>> Begin
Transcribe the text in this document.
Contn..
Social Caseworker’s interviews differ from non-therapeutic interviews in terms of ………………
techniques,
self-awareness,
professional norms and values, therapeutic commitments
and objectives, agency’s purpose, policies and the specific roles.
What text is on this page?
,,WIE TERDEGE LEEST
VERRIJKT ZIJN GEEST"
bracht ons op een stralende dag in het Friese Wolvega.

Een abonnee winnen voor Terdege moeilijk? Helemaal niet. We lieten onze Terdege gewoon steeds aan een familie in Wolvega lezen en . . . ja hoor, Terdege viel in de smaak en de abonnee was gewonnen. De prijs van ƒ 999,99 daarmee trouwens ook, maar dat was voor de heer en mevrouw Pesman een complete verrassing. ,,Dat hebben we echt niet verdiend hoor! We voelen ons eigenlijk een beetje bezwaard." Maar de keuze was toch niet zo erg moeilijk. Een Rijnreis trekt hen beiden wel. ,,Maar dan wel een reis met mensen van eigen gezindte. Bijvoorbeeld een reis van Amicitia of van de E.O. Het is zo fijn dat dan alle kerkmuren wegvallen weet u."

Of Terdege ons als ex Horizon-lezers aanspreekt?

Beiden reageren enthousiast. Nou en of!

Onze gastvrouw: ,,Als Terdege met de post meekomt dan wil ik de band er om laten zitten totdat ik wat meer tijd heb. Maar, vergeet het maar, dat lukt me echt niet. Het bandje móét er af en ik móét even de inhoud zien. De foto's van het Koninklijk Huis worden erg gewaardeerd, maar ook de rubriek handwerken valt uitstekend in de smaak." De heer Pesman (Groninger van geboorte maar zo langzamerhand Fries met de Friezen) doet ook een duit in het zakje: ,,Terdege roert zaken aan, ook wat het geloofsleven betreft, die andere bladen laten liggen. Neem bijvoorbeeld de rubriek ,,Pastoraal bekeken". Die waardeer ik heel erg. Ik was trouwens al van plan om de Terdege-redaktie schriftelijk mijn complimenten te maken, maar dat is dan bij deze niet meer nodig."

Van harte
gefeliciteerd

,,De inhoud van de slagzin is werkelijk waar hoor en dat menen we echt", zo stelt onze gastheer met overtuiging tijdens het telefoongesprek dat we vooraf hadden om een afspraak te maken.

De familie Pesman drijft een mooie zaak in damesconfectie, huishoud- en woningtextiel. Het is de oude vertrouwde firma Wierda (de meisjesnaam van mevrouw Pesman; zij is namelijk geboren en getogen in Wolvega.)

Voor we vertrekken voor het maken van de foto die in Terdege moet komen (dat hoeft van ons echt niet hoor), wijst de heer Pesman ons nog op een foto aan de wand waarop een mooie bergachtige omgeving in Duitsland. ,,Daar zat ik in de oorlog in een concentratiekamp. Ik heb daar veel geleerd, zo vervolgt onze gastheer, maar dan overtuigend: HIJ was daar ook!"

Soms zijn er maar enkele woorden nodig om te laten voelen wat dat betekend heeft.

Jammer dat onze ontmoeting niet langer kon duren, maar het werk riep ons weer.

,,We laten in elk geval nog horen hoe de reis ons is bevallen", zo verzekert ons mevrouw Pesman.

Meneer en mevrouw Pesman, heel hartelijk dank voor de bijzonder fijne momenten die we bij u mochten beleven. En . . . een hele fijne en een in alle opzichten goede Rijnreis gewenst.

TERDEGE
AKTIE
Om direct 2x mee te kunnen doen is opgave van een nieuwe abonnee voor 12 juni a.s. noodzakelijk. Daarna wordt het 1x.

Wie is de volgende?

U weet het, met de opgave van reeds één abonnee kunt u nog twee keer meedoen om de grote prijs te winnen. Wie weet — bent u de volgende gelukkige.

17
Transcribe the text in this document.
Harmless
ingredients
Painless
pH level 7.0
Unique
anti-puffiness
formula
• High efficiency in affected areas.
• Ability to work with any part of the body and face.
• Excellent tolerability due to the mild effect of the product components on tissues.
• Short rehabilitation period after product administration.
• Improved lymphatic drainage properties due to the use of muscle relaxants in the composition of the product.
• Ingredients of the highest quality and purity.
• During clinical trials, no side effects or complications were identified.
>> End
Print every line of the records exactly. Omit nothing.

Transcribe the text in this document.
Contn..
Social Caseworker’s interviews differ from non-therapeutic interviews in terms of ………………
techniques,
self-awareness,
professional norms and values, therapeutic commitments
and objectives, agency’s purpose, policies and the specific roles.
What text is on this page?
,,WIE TERDEGE LEEST
VERRIJKT ZIJN GEEST"
bracht ons op een stralende dag in het Friese Wolvega.

Een abonnee winnen voor Terdege moeilijk? Helemaal niet. We lieten onze Terdege gewoon steeds aan een familie in Wolvega lezen en . . . ja hoor, Terdege viel in de smaak en de abonnee was gewonnen. De prijs van ƒ 999,99 daarmee trouwens ook, maar dat was voor de heer en mevrouw Pesman een complete verrassing. ,,Dat hebben we echt niet verdiend hoor! We voelen ons eigenlijk een beetje bezwaard." Maar de keuze was toch niet zo erg moeilijk. Een Rijnreis trekt hen beiden wel. ,,Maar dan wel een reis met mensen van eigen gezindte. Bijvoorbeeld een reis van Amicitia of van de E.O. Het is zo fijn dat dan alle kerkmuren wegvallen weet u."

Of Terdege ons als ex Horizon-lezers aanspreekt?

Beiden reageren enthousiast. Nou en of!

Onze gastvrouw: ,,Als Terdege met de post meekomt dan wil ik de band er om laten zitten totdat ik wat meer tijd heb. Maar, vergeet het maar, dat lukt me echt niet. Het bandje móét er af en ik móét even de inhoud zien. De foto's van het Koninklijk Huis worden erg gewaardeerd, maar ook de rubriek handwerken valt uitstekend in de smaak." De heer Pesman (Groninger van geboorte maar zo langzamerhand Fries met de Friezen) doet ook een duit in het zakje: ,,Terdege roert zaken aan, ook wat het geloofsleven betreft, die andere bladen laten liggen. Neem bijvoorbeeld de rubriek ,,Pastoraal bekeken". Die waardeer ik heel erg. Ik was trouwens al van plan om de Terdege-redaktie schriftelijk mijn complimenten te maken, maar dat is dan bij deze niet meer nodig."

Van harte
gefeliciteerd

,,De inhoud van de slagzin is werkelijk waar hoor en dat menen we echt", zo stelt onze gastheer met overtuiging tijdens het telefoongesprek dat we vooraf hadden om een afspraak te maken.

De familie Pesman drijft een mooie zaak in damesconfectie, huishoud- en woningtextiel. Het is de oude vertrouwde firma Wierda (de meisjesnaam van mevrouw Pesman; zij is namelijk geboren en getogen in Wolvega.)

Voor we vertrekken voor het maken van de foto die in Terdege moet komen (dat hoeft van ons echt niet hoor), wijst de heer Pesman ons nog op een foto aan de wand waarop een mooie bergachtige omgeving in Duitsland. ,,Daar zat ik in de oorlog in een concentratiekamp. Ik heb daar veel geleerd, zo vervolgt onze gastheer, maar dan overtuigend: HIJ was daar ook!"

Soms zijn er maar enkele woorden nodig om te laten voelen wat dat betekend heeft.

Jammer dat onze ontmoeting niet langer kon duren, maar het werk riep ons weer.

,,We laten in elk geval nog horen hoe de reis ons is bevallen", zo verzekert ons mevrouw Pesman.

Meneer en mevrouw Pesman, heel hartelijk dank voor de bijzonder fijne momenten die we bij u mochten beleven. En . . . een hele fijne en een in alle opzichten goede Rijnreis gewenst.

TERDEGE
AKTIE
Om direct 2x mee te kunnen doen is opgave van een nieuwe abonnee voor 12 juni a.s. noodzakelijk. Daarna wordt het 1x.

Wie is de volgende?

U weet het, met de opgave van reeds één abonnee kunt u nog twee keer meedoen om de grote prijs te winnen. Wie weet — bent u de volgende gelukkige.

17
Transcribe the text in this document.
Harmless
ingredients
Painless
pH level 7.0
Unique
anti-puffiness
formula
• High efficiency in affected areas.
• Ability to work with any part of the body and face.
• Excellent tolerability due to the mild effect of the product components on tissues.
• Short rehabilitation period after product administration.
• Improved lymphatic drainage properties due to the use of muscle relaxants in the composition of the product.
• Ingredients of the highest quality and purity.
• During clinical trials, no side effects or complications were identified.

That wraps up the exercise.